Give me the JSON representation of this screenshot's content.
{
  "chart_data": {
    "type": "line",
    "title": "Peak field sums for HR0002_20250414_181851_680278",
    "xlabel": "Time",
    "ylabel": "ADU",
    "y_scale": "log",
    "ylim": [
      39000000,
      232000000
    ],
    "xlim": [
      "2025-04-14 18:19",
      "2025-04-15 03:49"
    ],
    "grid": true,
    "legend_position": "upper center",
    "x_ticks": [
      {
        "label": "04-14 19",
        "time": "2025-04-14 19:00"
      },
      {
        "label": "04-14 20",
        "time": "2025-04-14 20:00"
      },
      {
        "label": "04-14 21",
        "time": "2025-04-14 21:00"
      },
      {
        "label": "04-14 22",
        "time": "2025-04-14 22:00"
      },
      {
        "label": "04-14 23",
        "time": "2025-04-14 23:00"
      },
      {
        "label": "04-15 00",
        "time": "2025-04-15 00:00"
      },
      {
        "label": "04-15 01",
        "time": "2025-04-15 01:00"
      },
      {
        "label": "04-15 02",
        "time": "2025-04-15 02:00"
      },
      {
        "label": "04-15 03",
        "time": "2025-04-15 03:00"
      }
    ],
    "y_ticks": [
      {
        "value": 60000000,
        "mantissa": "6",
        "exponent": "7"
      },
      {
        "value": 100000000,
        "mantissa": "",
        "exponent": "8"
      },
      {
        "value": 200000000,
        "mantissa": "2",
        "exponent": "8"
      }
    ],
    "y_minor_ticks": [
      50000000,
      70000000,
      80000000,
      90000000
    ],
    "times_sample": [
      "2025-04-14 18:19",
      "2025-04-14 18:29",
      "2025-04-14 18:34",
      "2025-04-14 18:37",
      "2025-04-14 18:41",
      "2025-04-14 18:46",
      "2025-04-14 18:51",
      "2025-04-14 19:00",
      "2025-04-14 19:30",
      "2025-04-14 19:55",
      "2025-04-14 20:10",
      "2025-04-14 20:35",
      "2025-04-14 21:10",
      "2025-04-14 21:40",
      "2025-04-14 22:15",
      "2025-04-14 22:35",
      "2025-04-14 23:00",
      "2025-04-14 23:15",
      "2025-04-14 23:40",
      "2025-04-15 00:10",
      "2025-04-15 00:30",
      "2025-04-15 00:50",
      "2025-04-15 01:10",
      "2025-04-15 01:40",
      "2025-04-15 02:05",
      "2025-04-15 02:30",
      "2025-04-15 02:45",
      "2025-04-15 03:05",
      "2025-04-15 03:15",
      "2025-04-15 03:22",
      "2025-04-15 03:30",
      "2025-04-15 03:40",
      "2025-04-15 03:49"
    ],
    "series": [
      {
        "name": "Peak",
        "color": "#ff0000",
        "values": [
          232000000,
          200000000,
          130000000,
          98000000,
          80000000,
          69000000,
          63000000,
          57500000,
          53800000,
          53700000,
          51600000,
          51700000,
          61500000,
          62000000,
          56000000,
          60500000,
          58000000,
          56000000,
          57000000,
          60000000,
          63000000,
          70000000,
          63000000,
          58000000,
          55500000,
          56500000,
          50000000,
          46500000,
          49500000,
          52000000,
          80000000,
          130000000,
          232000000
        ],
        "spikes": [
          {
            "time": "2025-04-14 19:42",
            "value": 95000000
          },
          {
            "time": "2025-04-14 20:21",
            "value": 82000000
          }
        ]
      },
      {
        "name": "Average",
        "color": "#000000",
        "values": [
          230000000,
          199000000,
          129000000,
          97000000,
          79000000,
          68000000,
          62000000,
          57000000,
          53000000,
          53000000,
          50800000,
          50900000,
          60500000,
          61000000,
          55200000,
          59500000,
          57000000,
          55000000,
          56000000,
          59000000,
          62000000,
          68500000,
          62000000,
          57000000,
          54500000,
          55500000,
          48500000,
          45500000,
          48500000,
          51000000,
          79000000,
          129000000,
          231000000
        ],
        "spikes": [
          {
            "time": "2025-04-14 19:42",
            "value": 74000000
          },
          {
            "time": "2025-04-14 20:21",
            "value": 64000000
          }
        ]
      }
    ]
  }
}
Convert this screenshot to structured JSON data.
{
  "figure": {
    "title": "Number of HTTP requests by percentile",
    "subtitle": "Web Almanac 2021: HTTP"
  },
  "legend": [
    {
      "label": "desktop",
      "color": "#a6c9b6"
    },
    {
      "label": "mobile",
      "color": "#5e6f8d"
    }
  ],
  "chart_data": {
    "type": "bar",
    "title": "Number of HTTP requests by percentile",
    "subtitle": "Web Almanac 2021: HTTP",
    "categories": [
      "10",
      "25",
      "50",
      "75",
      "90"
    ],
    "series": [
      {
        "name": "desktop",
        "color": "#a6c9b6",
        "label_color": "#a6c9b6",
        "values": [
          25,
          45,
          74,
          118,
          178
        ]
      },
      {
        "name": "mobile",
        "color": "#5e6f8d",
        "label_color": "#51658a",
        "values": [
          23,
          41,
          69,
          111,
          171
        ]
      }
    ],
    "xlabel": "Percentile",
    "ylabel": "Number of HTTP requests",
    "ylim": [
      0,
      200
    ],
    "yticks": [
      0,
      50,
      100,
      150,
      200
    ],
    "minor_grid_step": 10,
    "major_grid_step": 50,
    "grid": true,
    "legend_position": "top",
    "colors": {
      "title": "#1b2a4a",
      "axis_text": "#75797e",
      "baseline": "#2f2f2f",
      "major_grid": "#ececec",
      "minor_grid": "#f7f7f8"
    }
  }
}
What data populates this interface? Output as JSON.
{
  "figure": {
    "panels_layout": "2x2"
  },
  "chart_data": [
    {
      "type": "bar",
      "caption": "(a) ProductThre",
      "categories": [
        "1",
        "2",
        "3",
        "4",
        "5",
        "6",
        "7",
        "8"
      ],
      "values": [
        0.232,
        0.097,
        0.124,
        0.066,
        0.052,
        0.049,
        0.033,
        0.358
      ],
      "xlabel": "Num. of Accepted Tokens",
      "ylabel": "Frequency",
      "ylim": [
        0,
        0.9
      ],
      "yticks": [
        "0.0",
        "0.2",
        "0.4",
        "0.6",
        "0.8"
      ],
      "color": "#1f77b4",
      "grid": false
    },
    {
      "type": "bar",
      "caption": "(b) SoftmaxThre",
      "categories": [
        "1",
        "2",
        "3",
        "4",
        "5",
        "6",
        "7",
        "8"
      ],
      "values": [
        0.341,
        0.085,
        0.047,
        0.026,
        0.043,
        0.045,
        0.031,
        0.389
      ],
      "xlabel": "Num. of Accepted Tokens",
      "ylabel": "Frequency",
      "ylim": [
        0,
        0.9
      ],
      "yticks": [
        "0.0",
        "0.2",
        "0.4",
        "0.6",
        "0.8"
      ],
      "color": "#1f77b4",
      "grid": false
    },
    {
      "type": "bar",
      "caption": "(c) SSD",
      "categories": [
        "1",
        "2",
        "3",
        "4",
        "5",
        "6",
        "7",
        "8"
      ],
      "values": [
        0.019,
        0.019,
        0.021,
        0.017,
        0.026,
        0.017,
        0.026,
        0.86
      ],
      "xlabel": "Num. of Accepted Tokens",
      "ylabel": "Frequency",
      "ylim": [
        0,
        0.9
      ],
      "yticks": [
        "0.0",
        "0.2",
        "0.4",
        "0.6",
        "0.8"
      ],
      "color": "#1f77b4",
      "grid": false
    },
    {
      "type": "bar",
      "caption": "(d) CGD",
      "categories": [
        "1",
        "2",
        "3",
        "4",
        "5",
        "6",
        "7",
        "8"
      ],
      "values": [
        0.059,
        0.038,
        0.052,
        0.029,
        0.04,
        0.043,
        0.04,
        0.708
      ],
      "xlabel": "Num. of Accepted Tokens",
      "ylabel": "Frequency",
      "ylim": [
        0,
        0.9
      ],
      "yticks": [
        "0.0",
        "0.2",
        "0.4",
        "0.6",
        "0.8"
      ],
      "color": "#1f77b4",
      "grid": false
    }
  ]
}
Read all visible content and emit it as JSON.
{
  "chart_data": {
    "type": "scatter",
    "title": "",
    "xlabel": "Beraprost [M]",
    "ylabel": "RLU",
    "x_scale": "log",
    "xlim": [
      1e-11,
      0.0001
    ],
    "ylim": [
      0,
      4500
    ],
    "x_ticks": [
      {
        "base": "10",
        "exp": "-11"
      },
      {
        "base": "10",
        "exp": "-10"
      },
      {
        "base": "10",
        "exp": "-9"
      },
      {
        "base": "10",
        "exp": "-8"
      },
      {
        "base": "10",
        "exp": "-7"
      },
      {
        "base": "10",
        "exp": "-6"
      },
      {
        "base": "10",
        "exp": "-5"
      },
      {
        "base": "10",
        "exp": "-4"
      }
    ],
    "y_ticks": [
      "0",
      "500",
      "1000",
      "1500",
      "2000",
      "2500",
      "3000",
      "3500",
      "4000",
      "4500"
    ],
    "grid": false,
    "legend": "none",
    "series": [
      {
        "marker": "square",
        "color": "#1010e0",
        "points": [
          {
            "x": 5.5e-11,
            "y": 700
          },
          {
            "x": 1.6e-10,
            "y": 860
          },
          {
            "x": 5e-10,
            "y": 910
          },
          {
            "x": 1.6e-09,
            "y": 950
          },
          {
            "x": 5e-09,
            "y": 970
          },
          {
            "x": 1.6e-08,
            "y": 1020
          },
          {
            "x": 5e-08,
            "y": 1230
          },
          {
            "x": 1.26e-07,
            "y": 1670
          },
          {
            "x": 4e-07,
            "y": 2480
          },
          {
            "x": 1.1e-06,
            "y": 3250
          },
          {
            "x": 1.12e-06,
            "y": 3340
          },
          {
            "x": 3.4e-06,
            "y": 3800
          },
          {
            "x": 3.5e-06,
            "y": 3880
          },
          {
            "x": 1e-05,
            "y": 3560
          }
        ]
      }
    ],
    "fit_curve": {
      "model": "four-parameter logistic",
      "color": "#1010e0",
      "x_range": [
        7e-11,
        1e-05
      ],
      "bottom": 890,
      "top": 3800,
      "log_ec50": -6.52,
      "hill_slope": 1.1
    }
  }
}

══════════

Whenever "this" turns up in a line, pick that line out.

— OUTPUT —
Give me the JSON representation of this screenshot's content.
Convert this screenshot to structured JSON data.
What data populates this interface? Output as JSON.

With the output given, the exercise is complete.